» Records about charts and figures

━━━━━━━━

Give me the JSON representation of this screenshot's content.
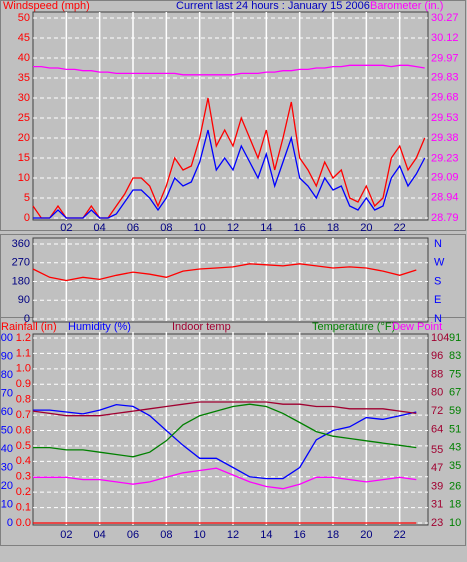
{
  "chart_data": [
    {
      "type": "line",
      "title": "Current last 24 hours : January 15 2006",
      "ylabel": "Windspeed (mph)",
      "y2label": "Barometer (in.)",
      "x": [
        0,
        0.5,
        1,
        1.5,
        2,
        2.5,
        3,
        3.5,
        4,
        4.5,
        5,
        5.5,
        6,
        6.5,
        7,
        7.5,
        8,
        8.5,
        9,
        9.5,
        10,
        10.5,
        11,
        11.5,
        12,
        12.5,
        13,
        13.5,
        14,
        14.5,
        15,
        15.5,
        16,
        16.5,
        17,
        17.5,
        18,
        18.5,
        19,
        19.5,
        20,
        20.5,
        21,
        21.5,
        22,
        22.5,
        23,
        23.5
      ],
      "xlim": [
        0,
        23.7
      ],
      "xticks": [
        {
          "value": 2,
          "label": "02"
        },
        {
          "value": 4,
          "label": "04"
        },
        {
          "value": 6,
          "label": "06"
        },
        {
          "value": 8,
          "label": "08"
        },
        {
          "value": 10,
          "label": "10"
        },
        {
          "value": 12,
          "label": "12"
        },
        {
          "value": 14,
          "label": "14"
        },
        {
          "value": 16,
          "label": "16"
        },
        {
          "value": 18,
          "label": "18"
        },
        {
          "value": 20,
          "label": "20"
        },
        {
          "value": 22,
          "label": "22"
        }
      ],
      "ylim": [
        0,
        50
      ],
      "yticks": [
        0,
        5,
        10,
        15,
        20,
        25,
        30,
        35,
        40,
        45,
        50
      ],
      "y2lim": [
        28.79,
        30.27
      ],
      "y2ticks": [
        28.79,
        28.94,
        29.09,
        29.23,
        29.38,
        29.53,
        29.68,
        29.83,
        29.97,
        30.12,
        30.27
      ],
      "grid": true,
      "series": [
        {
          "color": "#ff0000",
          "values": [
            3,
            0,
            0,
            3,
            0,
            0,
            0,
            3,
            0,
            0,
            3,
            6,
            10,
            10,
            8,
            3,
            8,
            15,
            12,
            13,
            20,
            30,
            18,
            22,
            18,
            25,
            20,
            15,
            22,
            12,
            20,
            29,
            15,
            12,
            8,
            14,
            10,
            12,
            5,
            4,
            8,
            3,
            5,
            15,
            18,
            12,
            15,
            20
          ]
        },
        {
          "color": "#0000ff",
          "values": [
            0,
            0,
            0,
            2,
            0,
            0,
            0,
            2,
            0,
            0,
            1,
            4,
            7,
            7,
            5,
            2,
            5,
            10,
            8,
            9,
            14,
            22,
            12,
            15,
            12,
            18,
            14,
            10,
            16,
            8,
            14,
            20,
            10,
            8,
            5,
            10,
            7,
            8,
            3,
            2,
            5,
            2,
            3,
            10,
            13,
            8,
            11,
            15
          ]
        },
        {
          "color": "#ff00ff",
          "axis": "y2",
          "values": [
            29.91,
            29.91,
            29.9,
            29.9,
            29.89,
            29.89,
            29.88,
            29.88,
            29.87,
            29.87,
            29.86,
            29.86,
            29.86,
            29.86,
            29.86,
            29.86,
            29.86,
            29.86,
            29.85,
            29.85,
            29.85,
            29.85,
            29.85,
            29.85,
            29.85,
            29.86,
            29.86,
            29.86,
            29.87,
            29.87,
            29.88,
            29.88,
            29.89,
            29.89,
            29.9,
            29.9,
            29.91,
            29.91,
            29.92,
            29.92,
            29.92,
            29.92,
            29.92,
            29.91,
            29.92,
            29.92,
            29.91,
            29.9
          ]
        }
      ]
    },
    {
      "type": "line",
      "x": [
        0,
        1,
        2,
        3,
        4,
        5,
        6,
        7,
        8,
        9,
        10,
        11,
        12,
        13,
        14,
        15,
        16,
        17,
        18,
        19,
        20,
        21,
        22,
        23
      ],
      "xlim": [
        0,
        23.7
      ],
      "xticks": [
        2,
        4,
        6,
        8,
        10,
        12,
        14,
        16,
        18,
        20,
        22
      ],
      "ylim": [
        0,
        360
      ],
      "yticks": [
        0,
        90,
        180,
        270,
        360
      ],
      "y2lim": [
        0,
        360
      ],
      "y2ticks": [
        {
          "value": 0,
          "label": "N"
        },
        {
          "value": 90,
          "label": "E"
        },
        {
          "value": 180,
          "label": "S"
        },
        {
          "value": 270,
          "label": "W"
        },
        {
          "value": 360,
          "label": "N"
        }
      ],
      "grid": true,
      "series": [
        {
          "color": "#ff0000",
          "values": [
            240,
            200,
            185,
            200,
            190,
            210,
            225,
            215,
            200,
            230,
            240,
            245,
            250,
            265,
            260,
            255,
            265,
            255,
            245,
            250,
            245,
            230,
            210,
            235
          ]
        }
      ]
    },
    {
      "type": "line",
      "x": [
        0,
        1,
        2,
        3,
        4,
        5,
        6,
        7,
        8,
        9,
        10,
        11,
        12,
        13,
        14,
        15,
        16,
        17,
        18,
        19,
        20,
        21,
        22,
        23
      ],
      "xlim": [
        0,
        23.7
      ],
      "xticks": [
        {
          "value": 2,
          "label": "02"
        },
        {
          "value": 4,
          "label": "04"
        },
        {
          "value": 6,
          "label": "06"
        },
        {
          "value": 8,
          "label": "08"
        },
        {
          "value": 10,
          "label": "10"
        },
        {
          "value": 12,
          "label": "12"
        },
        {
          "value": 14,
          "label": "14"
        },
        {
          "value": 16,
          "label": "16"
        },
        {
          "value": 18,
          "label": "18"
        },
        {
          "value": 20,
          "label": "20"
        },
        {
          "value": 22,
          "label": "22"
        }
      ],
      "grid": true,
      "series": [
        {
          "name": "Rainfall (in)",
          "color": "#ff0000",
          "ylim": [
            0,
            1.2
          ],
          "yticks": [
            {
              "value": 0,
              "label": "0.0"
            },
            0.1,
            0.2,
            0.3,
            0.4,
            0.5,
            0.6,
            0.7,
            0.8,
            0.9,
            {
              "value": 1,
              "label": "1.0"
            },
            1.1,
            1.2
          ],
          "values": [
            0,
            0,
            0,
            0,
            0,
            0,
            0,
            0,
            0,
            0,
            0,
            0,
            0,
            0,
            0,
            0,
            0,
            0,
            0,
            0,
            0,
            0,
            0,
            0
          ]
        },
        {
          "name": "Humidity (%)",
          "color": "#0000ff",
          "ylim": [
            0,
            100
          ],
          "yticks": [
            0,
            10,
            20,
            30,
            40,
            50,
            60,
            70,
            80,
            90,
            100
          ],
          "values": [
            61,
            61,
            60,
            59,
            61,
            64,
            63,
            58,
            50,
            42,
            35,
            35,
            30,
            25,
            24,
            24,
            30,
            45,
            50,
            52,
            57,
            56,
            58,
            60
          ]
        },
        {
          "name": "Indoor temp",
          "color": "#a00030",
          "ylim": [
            23,
            104
          ],
          "yticks": [
            23,
            31,
            39,
            47,
            55,
            64,
            72,
            80,
            88,
            96,
            104
          ],
          "values": [
            72,
            71,
            70,
            70,
            70,
            71,
            72,
            73,
            74,
            75,
            76,
            76,
            76,
            76,
            76,
            75,
            75,
            74,
            74,
            73,
            73,
            73,
            72,
            71
          ]
        },
        {
          "name": "Temperature (°F)",
          "color": "#008000",
          "ylim": [
            10,
            91
          ],
          "yticks": [
            10,
            18,
            26,
            35,
            43,
            51,
            59,
            67,
            75,
            83,
            91
          ],
          "values": [
            43,
            43,
            42,
            42,
            41,
            40,
            39,
            41,
            46,
            53,
            57,
            59,
            61,
            62,
            61,
            58,
            54,
            50,
            48,
            47,
            46,
            45,
            44,
            43
          ]
        },
        {
          "name": "Dew Point",
          "color": "#ff00ff",
          "ylim": [
            10,
            91
          ],
          "values": [
            30,
            30,
            30,
            29,
            29,
            28,
            27,
            28,
            30,
            32,
            33,
            34,
            31,
            28,
            26,
            25,
            27,
            30,
            30,
            29,
            28,
            29,
            30,
            29
          ]
        }
      ]
    }
  ]
}
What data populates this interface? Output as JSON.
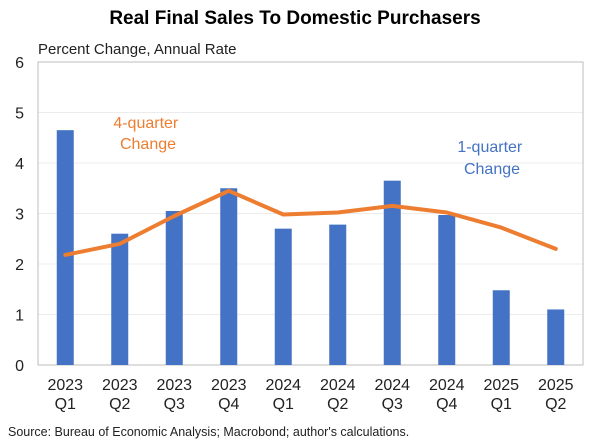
{
  "chart_data": {
    "type": "bar",
    "title": "Real Final Sales To Domestic Purchasers",
    "ylabel": "Percent Change, Annual Rate",
    "xlabel": "",
    "ylim": [
      0,
      6
    ],
    "yticks": [
      "0",
      "1",
      "2",
      "3",
      "4",
      "5",
      "6"
    ],
    "categories": [
      [
        "2023",
        "Q1"
      ],
      [
        "2023",
        "Q2"
      ],
      [
        "2023",
        "Q3"
      ],
      [
        "2023",
        "Q4"
      ],
      [
        "2024",
        "Q1"
      ],
      [
        "2024",
        "Q2"
      ],
      [
        "2024",
        "Q3"
      ],
      [
        "2024",
        "Q4"
      ],
      [
        "2025",
        "Q1"
      ],
      [
        "2025",
        "Q2"
      ]
    ],
    "series": [
      {
        "name": "1-quarter Change",
        "type": "bar",
        "color": "#4472c4",
        "values": [
          4.65,
          2.6,
          3.05,
          3.5,
          2.7,
          2.78,
          3.65,
          2.97,
          1.48,
          1.1
        ]
      },
      {
        "name": "4-quarter Change",
        "type": "line",
        "color": "#ed7d31",
        "values": [
          2.18,
          2.4,
          2.95,
          3.45,
          2.98,
          3.02,
          3.15,
          3.02,
          2.72,
          2.3
        ]
      }
    ],
    "annotations": [
      {
        "lines": [
          "4-quarter",
          "Change"
        ],
        "color": "#ed7d31"
      },
      {
        "lines": [
          "1-quarter",
          "Change"
        ],
        "color": "#4472c4"
      }
    ],
    "grid": true,
    "source": "Source: Bureau of Economic Analysis; Macrobond; author's calculations."
  }
}
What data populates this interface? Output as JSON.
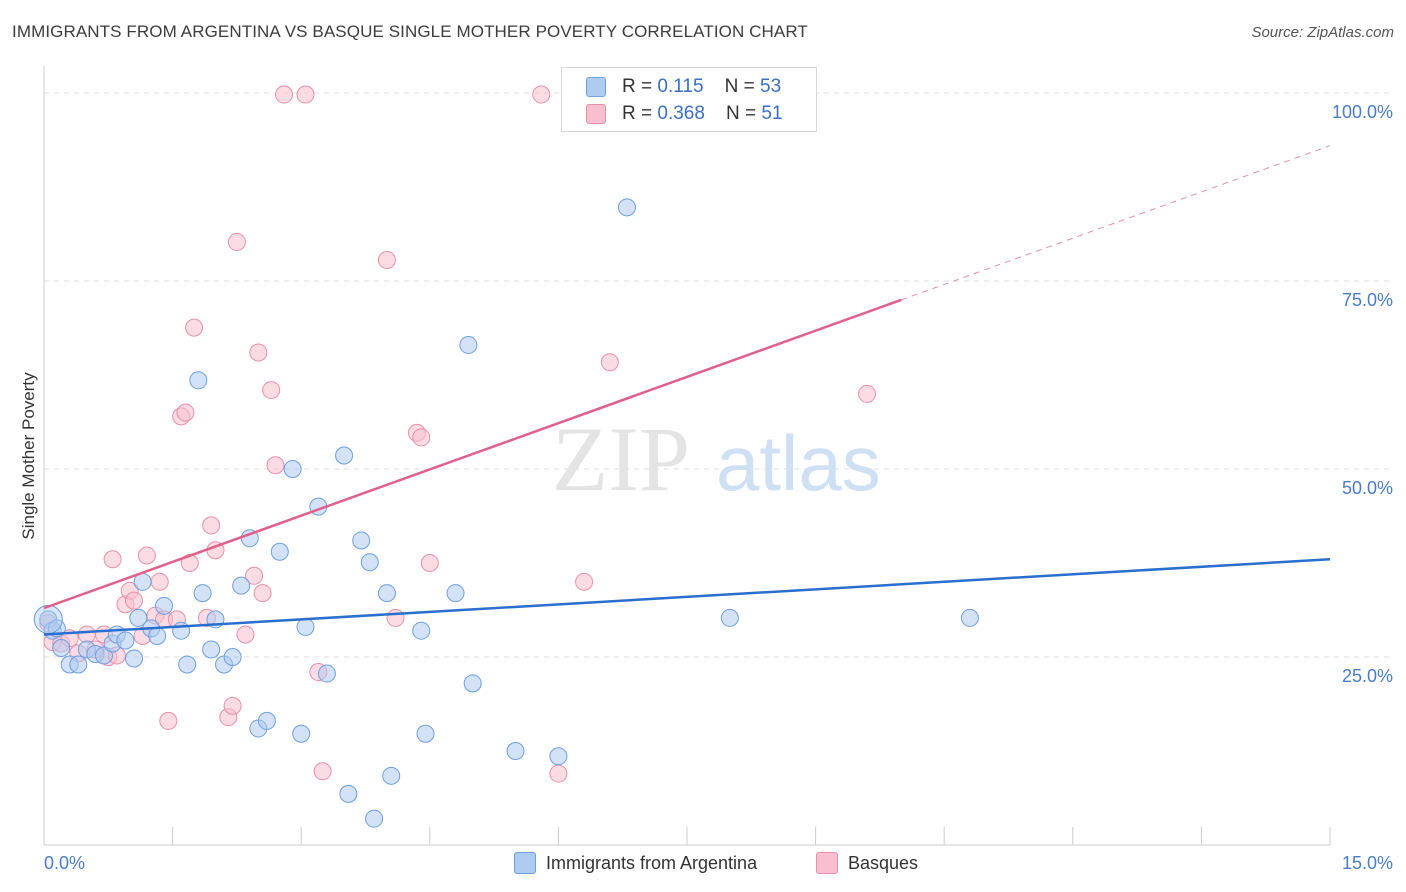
{
  "title": "IMMIGRANTS FROM ARGENTINA VS BASQUE SINGLE MOTHER POVERTY CORRELATION CHART",
  "source": "Source: ZipAtlas.com",
  "watermark": {
    "zip": "ZIP",
    "atlas": "atlas"
  },
  "legend": {
    "rows": [
      {
        "r_label": "R = ",
        "r_value": "0.115",
        "n_label": "N = ",
        "n_value": "53",
        "color": "#aecbf0"
      },
      {
        "r_label": "R = ",
        "r_value": "0.368",
        "n_label": "N = ",
        "n_value": "51",
        "color": "#f7bfcf"
      }
    ]
  },
  "bottom_legend": [
    "Immigrants from Argentina",
    "Basques"
  ],
  "colors": {
    "blue_fill": "#aecbf0",
    "blue_stroke": "#6f9fe0",
    "blue_line": "#2a6fcf",
    "pink_fill": "#f7bfcf",
    "pink_stroke": "#e890ab",
    "pink_line": "#e0608a",
    "axis_text": "#4a7cc9"
  },
  "chart_data": {
    "type": "scatter",
    "title": "IMMIGRANTS FROM ARGENTINA VS BASQUE SINGLE MOTHER POVERTY CORRELATION CHART",
    "xlabel": "",
    "ylabel": "Single Mother Poverty",
    "xlim": [
      0,
      15
    ],
    "ylim": [
      0,
      102
    ],
    "x_tick_labels": [
      "0.0%",
      "15.0%"
    ],
    "y_ticks": [
      25,
      50,
      75,
      100
    ],
    "y_tick_labels": [
      "25.0%",
      "50.0%",
      "75.0%",
      "100.0%"
    ],
    "grid": "horizontal dashed",
    "legend_position": "top-center",
    "series": [
      {
        "name": "Immigrants from Argentina",
        "r": 0.115,
        "n": 53,
        "trend": {
          "x": [
            0,
            15
          ],
          "y": [
            28.0,
            38.0
          ]
        },
        "points": [
          [
            0.05,
            30.0
          ],
          [
            0.1,
            28.5
          ],
          [
            0.15,
            28.8
          ],
          [
            0.2,
            26.2
          ],
          [
            0.3,
            24.0
          ],
          [
            0.4,
            24.0
          ],
          [
            0.5,
            26.0
          ],
          [
            0.6,
            25.4
          ],
          [
            0.7,
            25.2
          ],
          [
            0.8,
            26.8
          ],
          [
            0.85,
            28.0
          ],
          [
            0.95,
            27.2
          ],
          [
            1.05,
            24.8
          ],
          [
            1.1,
            30.2
          ],
          [
            1.15,
            35.0
          ],
          [
            1.25,
            28.8
          ],
          [
            1.32,
            27.8
          ],
          [
            1.4,
            31.8
          ],
          [
            1.6,
            28.5
          ],
          [
            1.67,
            24.0
          ],
          [
            1.8,
            61.8
          ],
          [
            1.85,
            33.5
          ],
          [
            1.95,
            26.0
          ],
          [
            2.0,
            30.0
          ],
          [
            2.1,
            24.0
          ],
          [
            2.2,
            25.0
          ],
          [
            2.3,
            34.5
          ],
          [
            2.4,
            40.8
          ],
          [
            2.5,
            15.5
          ],
          [
            2.6,
            16.5
          ],
          [
            2.75,
            39.0
          ],
          [
            2.9,
            50.0
          ],
          [
            3.0,
            14.8
          ],
          [
            3.05,
            29.0
          ],
          [
            3.2,
            45.0
          ],
          [
            3.3,
            22.8
          ],
          [
            3.5,
            51.8
          ],
          [
            3.55,
            6.8
          ],
          [
            3.7,
            40.5
          ],
          [
            3.8,
            37.6
          ],
          [
            3.85,
            3.5
          ],
          [
            4.0,
            33.5
          ],
          [
            4.05,
            9.2
          ],
          [
            4.4,
            28.5
          ],
          [
            4.45,
            14.8
          ],
          [
            4.8,
            33.5
          ],
          [
            4.95,
            66.5
          ],
          [
            5.0,
            21.5
          ],
          [
            5.5,
            12.5
          ],
          [
            6.0,
            11.8
          ],
          [
            6.8,
            84.8
          ],
          [
            8.0,
            30.2
          ],
          [
            10.8,
            30.2
          ]
        ]
      },
      {
        "name": "Basques",
        "r": 0.368,
        "n": 51,
        "trend": {
          "x": [
            0,
            10.0
          ],
          "y": [
            31.5,
            72.5
          ]
        },
        "points": [
          [
            0.05,
            29.5
          ],
          [
            0.1,
            27.0
          ],
          [
            0.2,
            26.8
          ],
          [
            0.3,
            27.5
          ],
          [
            0.7,
            28.0
          ],
          [
            0.75,
            25.0
          ],
          [
            0.8,
            38.0
          ],
          [
            0.85,
            25.2
          ],
          [
            0.95,
            32.0
          ],
          [
            1.0,
            33.8
          ],
          [
            1.05,
            32.5
          ],
          [
            1.15,
            27.8
          ],
          [
            1.2,
            38.5
          ],
          [
            1.3,
            30.5
          ],
          [
            1.35,
            35.0
          ],
          [
            1.4,
            30.0
          ],
          [
            1.45,
            16.5
          ],
          [
            1.55,
            30.0
          ],
          [
            1.6,
            57.0
          ],
          [
            1.65,
            57.5
          ],
          [
            1.7,
            37.5
          ],
          [
            1.75,
            68.8
          ],
          [
            1.9,
            30.2
          ],
          [
            1.95,
            42.5
          ],
          [
            2.0,
            39.2
          ],
          [
            2.15,
            17.0
          ],
          [
            2.2,
            18.5
          ],
          [
            2.25,
            80.2
          ],
          [
            2.35,
            28.0
          ],
          [
            2.45,
            35.8
          ],
          [
            2.5,
            65.5
          ],
          [
            2.55,
            33.5
          ],
          [
            2.65,
            60.5
          ],
          [
            2.7,
            50.5
          ],
          [
            2.8,
            99.8
          ],
          [
            3.05,
            99.8
          ],
          [
            3.2,
            23.0
          ],
          [
            3.25,
            9.8
          ],
          [
            4.0,
            77.8
          ],
          [
            4.1,
            30.2
          ],
          [
            4.35,
            54.8
          ],
          [
            4.4,
            54.2
          ],
          [
            4.5,
            37.5
          ],
          [
            5.8,
            99.8
          ],
          [
            6.0,
            9.5
          ],
          [
            6.3,
            35.0
          ],
          [
            6.6,
            64.2
          ],
          [
            9.6,
            60.0
          ],
          [
            0.5,
            28.0
          ],
          [
            0.6,
            26.0
          ],
          [
            0.4,
            25.5
          ]
        ]
      }
    ]
  }
}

━━━━━━━━

Gather every line from the listing above in which the word "title" appears.

» ANSWER TO THE TASK
      "title": "Current last 24 hours : January 15 2006",
    "title": "Real Final Sales To Domestic Purchasers",
  "title": "IMMIGRANTS FROM ARGENTINA VS BASQUE SINGLE MOTHER POVERTY CORRELATION CHART",
    "title": "IMMIGRANTS FROM ARGENTINA VS BASQUE SINGLE MOTHER POVERTY CORRELATION CHART",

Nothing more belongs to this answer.